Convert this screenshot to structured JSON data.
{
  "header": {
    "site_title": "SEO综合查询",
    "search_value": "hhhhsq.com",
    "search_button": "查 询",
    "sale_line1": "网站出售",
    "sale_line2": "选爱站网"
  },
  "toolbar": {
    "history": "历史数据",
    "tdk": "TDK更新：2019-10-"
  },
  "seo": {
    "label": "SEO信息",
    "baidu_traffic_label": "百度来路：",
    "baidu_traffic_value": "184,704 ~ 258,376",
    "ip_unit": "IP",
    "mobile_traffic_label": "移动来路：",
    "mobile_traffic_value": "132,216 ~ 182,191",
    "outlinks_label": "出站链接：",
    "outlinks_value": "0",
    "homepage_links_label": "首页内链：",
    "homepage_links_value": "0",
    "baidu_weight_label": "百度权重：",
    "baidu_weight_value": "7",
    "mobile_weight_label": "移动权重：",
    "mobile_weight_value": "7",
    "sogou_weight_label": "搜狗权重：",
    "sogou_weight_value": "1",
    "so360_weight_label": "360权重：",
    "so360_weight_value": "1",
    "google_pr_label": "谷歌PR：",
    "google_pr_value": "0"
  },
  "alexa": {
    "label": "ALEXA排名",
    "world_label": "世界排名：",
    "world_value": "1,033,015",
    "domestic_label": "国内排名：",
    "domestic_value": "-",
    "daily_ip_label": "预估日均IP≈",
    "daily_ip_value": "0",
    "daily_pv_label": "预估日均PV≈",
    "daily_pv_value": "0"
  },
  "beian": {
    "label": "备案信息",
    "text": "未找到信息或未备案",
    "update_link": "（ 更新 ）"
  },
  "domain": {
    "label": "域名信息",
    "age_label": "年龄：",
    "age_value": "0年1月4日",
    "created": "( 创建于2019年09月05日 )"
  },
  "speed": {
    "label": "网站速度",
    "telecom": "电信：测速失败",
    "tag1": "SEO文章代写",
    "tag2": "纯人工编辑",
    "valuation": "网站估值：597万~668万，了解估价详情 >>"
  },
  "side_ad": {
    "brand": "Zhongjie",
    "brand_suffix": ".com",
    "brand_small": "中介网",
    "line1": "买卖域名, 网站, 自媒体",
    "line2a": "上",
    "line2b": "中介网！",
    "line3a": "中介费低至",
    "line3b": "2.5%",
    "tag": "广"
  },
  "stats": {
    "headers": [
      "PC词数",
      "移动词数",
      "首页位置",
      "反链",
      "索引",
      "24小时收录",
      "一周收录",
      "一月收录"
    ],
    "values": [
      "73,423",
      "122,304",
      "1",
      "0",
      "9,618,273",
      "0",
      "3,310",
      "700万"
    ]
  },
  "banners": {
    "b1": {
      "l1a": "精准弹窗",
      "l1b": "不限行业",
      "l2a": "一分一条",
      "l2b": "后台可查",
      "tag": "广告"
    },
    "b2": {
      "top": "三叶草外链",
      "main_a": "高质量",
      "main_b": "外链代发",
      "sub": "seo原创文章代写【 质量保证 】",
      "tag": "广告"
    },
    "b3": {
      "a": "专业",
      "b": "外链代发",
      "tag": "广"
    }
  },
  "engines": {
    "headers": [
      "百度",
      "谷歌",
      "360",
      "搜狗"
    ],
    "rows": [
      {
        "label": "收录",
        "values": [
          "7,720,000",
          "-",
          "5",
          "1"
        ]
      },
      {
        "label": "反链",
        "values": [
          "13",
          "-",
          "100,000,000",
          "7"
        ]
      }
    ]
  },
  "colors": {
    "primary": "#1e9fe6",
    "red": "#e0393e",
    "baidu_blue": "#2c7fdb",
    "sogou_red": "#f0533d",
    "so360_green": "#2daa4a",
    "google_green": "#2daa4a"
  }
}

--------

Task objective
Print the entries exactly. Include every one.

Exercise result
Convert this screenshot to structured JSON data.
{
  "header": {
    "site_title": "SEO综合查询",
    "search_value": "hhhhsq.com",
    "search_button": "查 询",
    "sale_line1": "网站出售",
    "sale_line2": "选爱站网"
  },
  "toolbar": {
    "history": "历史数据",
    "tdk": "TDK更新：2019-10-"
  },
  "seo": {
    "label": "SEO信息",
    "baidu_traffic_label": "百度来路：",
    "baidu_traffic_value": "184,704 ~ 258,376",
    "ip_unit": "IP",
    "mobile_traffic_label": "移动来路：",
    "mobile_traffic_value": "132,216 ~ 182,191",
    "outlinks_label": "出站链接：",
    "outlinks_value": "0",
    "homepage_links_label": "首页内链：",
    "homepage_links_value": "0",
    "baidu_weight_label": "百度权重：",
    "baidu_weight_value": "7",
    "mobile_weight_label": "移动权重：",
    "mobile_weight_value": "7",
    "sogou_weight_label": "搜狗权重：",
    "sogou_weight_value": "1",
    "so360_weight_label": "360权重：",
    "so360_weight_value": "1",
    "google_pr_label": "谷歌PR：",
    "google_pr_value": "0"
  },
  "alexa": {
    "label": "ALEXA排名",
    "world_label": "世界排名：",
    "world_value": "1,033,015",
    "domestic_label": "国内排名：",
    "domestic_value": "-",
    "daily_ip_label": "预估日均IP≈",
    "daily_ip_value": "0",
    "daily_pv_label": "预估日均PV≈",
    "daily_pv_value": "0"
  },
  "beian": {
    "label": "备案信息",
    "text": "未找到信息或未备案",
    "update_link": "（ 更新 ）"
  },
  "domain": {
    "label": "域名信息",
    "age_label": "年龄：",
    "age_value": "0年1月4日",
    "created": "( 创建于2019年09月05日 )"
  },
  "speed": {
    "label": "网站速度",
    "telecom": "电信：测速失败",
    "tag1": "SEO文章代写",
    "tag2": "纯人工编辑",
    "valuation": "网站估值：597万~668万，了解估价详情 >>"
  },
  "side_ad": {
    "brand": "Zhongjie",
    "brand_suffix": ".com",
    "brand_small": "中介网",
    "line1": "买卖域名, 网站, 自媒体",
    "line2a": "上",
    "line2b": "中介网！",
    "line3a": "中介费低至",
    "line3b": "2.5%",
    "tag": "广"
  },
  "stats": {
    "headers": [
      "PC词数",
      "移动词数",
      "首页位置",
      "反链",
      "索引",
      "24小时收录",
      "一周收录",
      "一月收录"
    ],
    "values": [
      "73,423",
      "122,304",
      "1",
      "0",
      "9,618,273",
      "0",
      "3,310",
      "700万"
    ]
  },
  "banners": {
    "b1": {
      "l1a": "精准弹窗",
      "l1b": "不限行业",
      "l2a": "一分一条",
      "l2b": "后台可查",
      "tag": "广告"
    },
    "b2": {
      "top": "三叶草外链",
      "main_a": "高质量",
      "main_b": "外链代发",
      "sub": "seo原创文章代写【 质量保证 】",
      "tag": "广告"
    },
    "b3": {
      "a": "专业",
      "b": "外链代发",
      "tag": "广"
    }
  },
  "engines": {
    "headers": [
      "百度",
      "谷歌",
      "360",
      "搜狗"
    ],
    "rows": [
      {
        "label": "收录",
        "values": [
          "7,720,000",
          "-",
          "5",
          "1"
        ]
      },
      {
        "label": "反链",
        "values": [
          "13",
          "-",
          "100,000,000",
          "7"
        ]
      }
    ]
  },
  "colors": {
    "primary": "#1e9fe6",
    "red": "#e0393e",
    "baidu_blue": "#2c7fdb",
    "sogou_red": "#f0533d",
    "so360_green": "#2daa4a",
    "google_green": "#2daa4a"
  }
}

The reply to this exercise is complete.